◆ Exercise objective: Of all the lines in these entries, how many contain the string "JSON"? Give only that count.

[Dataset rows about figures]
>> Begin

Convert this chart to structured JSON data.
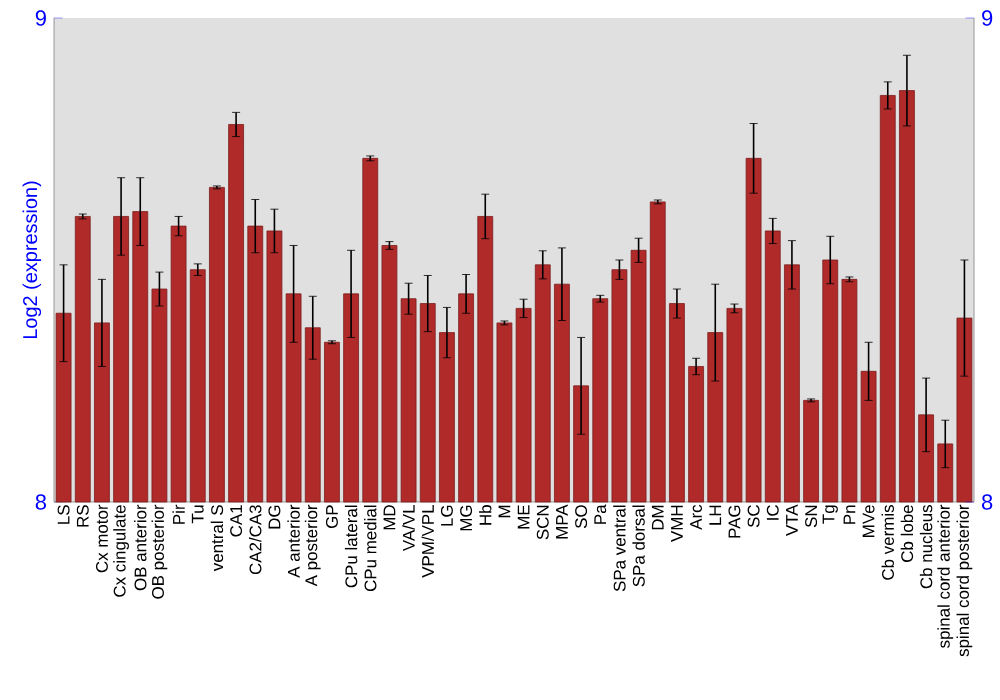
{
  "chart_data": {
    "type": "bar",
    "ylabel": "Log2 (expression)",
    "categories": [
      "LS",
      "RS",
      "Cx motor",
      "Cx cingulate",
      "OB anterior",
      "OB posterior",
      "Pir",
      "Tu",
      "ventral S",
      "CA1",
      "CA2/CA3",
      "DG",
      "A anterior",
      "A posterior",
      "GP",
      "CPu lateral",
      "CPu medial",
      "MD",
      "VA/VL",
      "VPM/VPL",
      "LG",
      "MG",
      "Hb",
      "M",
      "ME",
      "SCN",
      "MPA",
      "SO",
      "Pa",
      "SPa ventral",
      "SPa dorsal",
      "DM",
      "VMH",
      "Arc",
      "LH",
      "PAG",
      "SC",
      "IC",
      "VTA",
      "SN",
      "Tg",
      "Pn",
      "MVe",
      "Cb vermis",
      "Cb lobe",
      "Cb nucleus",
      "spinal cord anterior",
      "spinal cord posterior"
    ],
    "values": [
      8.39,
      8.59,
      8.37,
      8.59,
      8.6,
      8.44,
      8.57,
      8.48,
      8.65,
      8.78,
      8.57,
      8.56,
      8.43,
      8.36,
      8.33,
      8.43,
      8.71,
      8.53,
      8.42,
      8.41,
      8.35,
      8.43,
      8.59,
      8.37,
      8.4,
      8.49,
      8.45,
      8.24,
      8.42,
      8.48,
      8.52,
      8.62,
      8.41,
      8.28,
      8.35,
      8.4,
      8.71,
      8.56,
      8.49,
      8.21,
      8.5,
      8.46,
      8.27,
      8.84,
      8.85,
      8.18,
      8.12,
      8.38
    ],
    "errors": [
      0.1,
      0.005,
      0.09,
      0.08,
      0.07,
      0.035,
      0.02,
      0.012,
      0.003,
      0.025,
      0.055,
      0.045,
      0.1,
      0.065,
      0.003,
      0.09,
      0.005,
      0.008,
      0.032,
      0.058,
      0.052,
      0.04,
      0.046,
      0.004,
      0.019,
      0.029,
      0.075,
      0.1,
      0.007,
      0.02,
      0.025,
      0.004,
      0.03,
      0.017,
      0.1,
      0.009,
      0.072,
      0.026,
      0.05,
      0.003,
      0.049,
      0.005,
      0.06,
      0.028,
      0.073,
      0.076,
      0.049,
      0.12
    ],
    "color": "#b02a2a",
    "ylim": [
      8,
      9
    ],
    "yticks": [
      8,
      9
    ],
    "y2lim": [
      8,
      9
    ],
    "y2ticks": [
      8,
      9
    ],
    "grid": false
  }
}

>> End
>> Begin

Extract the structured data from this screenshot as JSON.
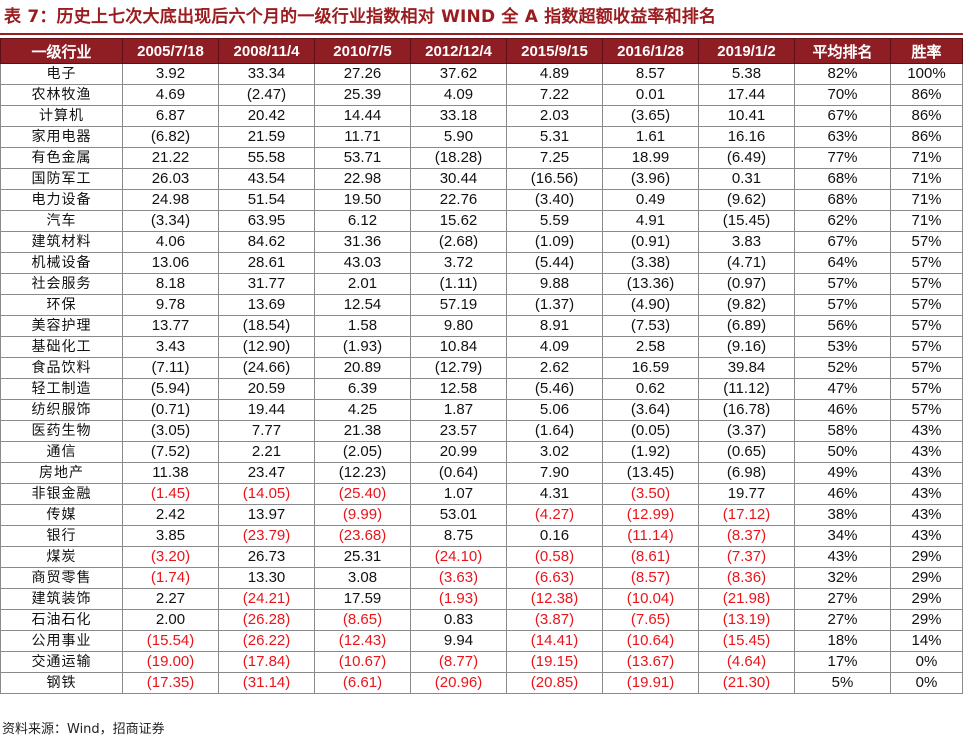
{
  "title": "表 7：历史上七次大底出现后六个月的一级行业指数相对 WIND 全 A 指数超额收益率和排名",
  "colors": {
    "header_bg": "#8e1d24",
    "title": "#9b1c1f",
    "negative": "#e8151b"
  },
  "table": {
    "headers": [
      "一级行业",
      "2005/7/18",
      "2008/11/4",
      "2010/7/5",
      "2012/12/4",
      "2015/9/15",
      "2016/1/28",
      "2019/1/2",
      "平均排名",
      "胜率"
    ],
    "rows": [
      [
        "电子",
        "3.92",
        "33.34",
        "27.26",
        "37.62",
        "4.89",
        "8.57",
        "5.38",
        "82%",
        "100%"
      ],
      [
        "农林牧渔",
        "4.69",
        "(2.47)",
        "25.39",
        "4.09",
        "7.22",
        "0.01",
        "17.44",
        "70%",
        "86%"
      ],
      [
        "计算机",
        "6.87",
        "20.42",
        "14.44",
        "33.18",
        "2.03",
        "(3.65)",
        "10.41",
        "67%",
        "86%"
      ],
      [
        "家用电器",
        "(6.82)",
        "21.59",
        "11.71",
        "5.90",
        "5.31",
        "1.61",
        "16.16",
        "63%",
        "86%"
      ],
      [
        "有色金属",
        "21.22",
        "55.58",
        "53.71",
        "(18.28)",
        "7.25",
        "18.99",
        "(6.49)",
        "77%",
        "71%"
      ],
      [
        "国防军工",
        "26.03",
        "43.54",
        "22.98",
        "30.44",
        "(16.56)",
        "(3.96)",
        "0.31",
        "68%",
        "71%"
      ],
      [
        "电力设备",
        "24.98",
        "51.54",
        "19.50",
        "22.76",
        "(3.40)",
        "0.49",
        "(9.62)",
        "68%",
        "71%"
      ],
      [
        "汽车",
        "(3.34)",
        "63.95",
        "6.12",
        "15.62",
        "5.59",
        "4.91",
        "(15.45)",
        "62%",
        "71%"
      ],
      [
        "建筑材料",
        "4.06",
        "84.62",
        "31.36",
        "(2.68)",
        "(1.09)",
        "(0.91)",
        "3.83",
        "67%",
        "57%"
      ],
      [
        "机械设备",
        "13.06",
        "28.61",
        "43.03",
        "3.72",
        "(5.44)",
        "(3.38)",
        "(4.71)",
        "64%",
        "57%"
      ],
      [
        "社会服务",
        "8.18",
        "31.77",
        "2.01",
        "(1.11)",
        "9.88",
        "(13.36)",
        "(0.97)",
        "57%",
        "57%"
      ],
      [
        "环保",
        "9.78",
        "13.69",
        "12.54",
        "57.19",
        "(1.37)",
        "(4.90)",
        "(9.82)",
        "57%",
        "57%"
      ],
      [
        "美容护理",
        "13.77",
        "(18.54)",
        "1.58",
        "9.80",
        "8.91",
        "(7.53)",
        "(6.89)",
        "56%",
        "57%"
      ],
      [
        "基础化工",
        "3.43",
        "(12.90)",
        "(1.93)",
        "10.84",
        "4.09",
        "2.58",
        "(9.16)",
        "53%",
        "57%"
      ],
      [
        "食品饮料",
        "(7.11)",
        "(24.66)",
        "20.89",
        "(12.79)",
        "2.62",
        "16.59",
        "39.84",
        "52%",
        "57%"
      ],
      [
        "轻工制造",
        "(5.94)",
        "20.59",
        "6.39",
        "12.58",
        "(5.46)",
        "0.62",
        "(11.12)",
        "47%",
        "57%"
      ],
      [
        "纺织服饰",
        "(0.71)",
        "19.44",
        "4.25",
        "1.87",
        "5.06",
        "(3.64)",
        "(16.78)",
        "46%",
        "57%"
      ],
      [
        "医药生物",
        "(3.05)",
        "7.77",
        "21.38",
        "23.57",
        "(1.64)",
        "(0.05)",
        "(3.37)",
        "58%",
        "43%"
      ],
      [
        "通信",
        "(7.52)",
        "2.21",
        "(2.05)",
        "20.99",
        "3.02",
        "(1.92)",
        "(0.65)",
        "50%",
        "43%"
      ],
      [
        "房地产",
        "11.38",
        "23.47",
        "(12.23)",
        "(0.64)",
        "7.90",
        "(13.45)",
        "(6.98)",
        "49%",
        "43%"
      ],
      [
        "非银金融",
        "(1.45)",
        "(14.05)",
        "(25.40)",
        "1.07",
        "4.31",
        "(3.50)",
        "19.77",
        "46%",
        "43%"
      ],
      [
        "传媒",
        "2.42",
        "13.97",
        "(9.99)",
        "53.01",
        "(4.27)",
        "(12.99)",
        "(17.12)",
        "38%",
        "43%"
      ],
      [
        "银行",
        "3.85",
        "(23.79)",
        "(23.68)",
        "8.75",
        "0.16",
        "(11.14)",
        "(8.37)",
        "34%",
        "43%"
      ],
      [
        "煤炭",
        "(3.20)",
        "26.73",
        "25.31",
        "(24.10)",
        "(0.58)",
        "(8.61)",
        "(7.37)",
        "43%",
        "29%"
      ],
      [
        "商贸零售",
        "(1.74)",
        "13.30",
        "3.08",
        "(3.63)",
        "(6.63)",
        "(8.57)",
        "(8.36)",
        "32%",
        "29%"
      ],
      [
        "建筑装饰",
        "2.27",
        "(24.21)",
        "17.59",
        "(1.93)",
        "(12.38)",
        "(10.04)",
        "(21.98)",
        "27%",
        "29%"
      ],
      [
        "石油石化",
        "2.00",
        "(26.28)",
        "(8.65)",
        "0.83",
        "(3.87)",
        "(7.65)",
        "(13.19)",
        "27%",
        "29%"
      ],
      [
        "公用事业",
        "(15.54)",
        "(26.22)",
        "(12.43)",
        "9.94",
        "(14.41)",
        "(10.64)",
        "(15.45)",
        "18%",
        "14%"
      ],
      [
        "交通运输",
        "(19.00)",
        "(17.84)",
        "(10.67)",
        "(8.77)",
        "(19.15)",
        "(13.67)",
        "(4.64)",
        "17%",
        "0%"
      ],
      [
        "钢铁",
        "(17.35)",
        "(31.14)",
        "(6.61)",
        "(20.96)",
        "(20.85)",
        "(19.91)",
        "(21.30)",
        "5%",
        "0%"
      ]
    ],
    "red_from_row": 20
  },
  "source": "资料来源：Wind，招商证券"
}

>> End

◆ Output of the exercise: 2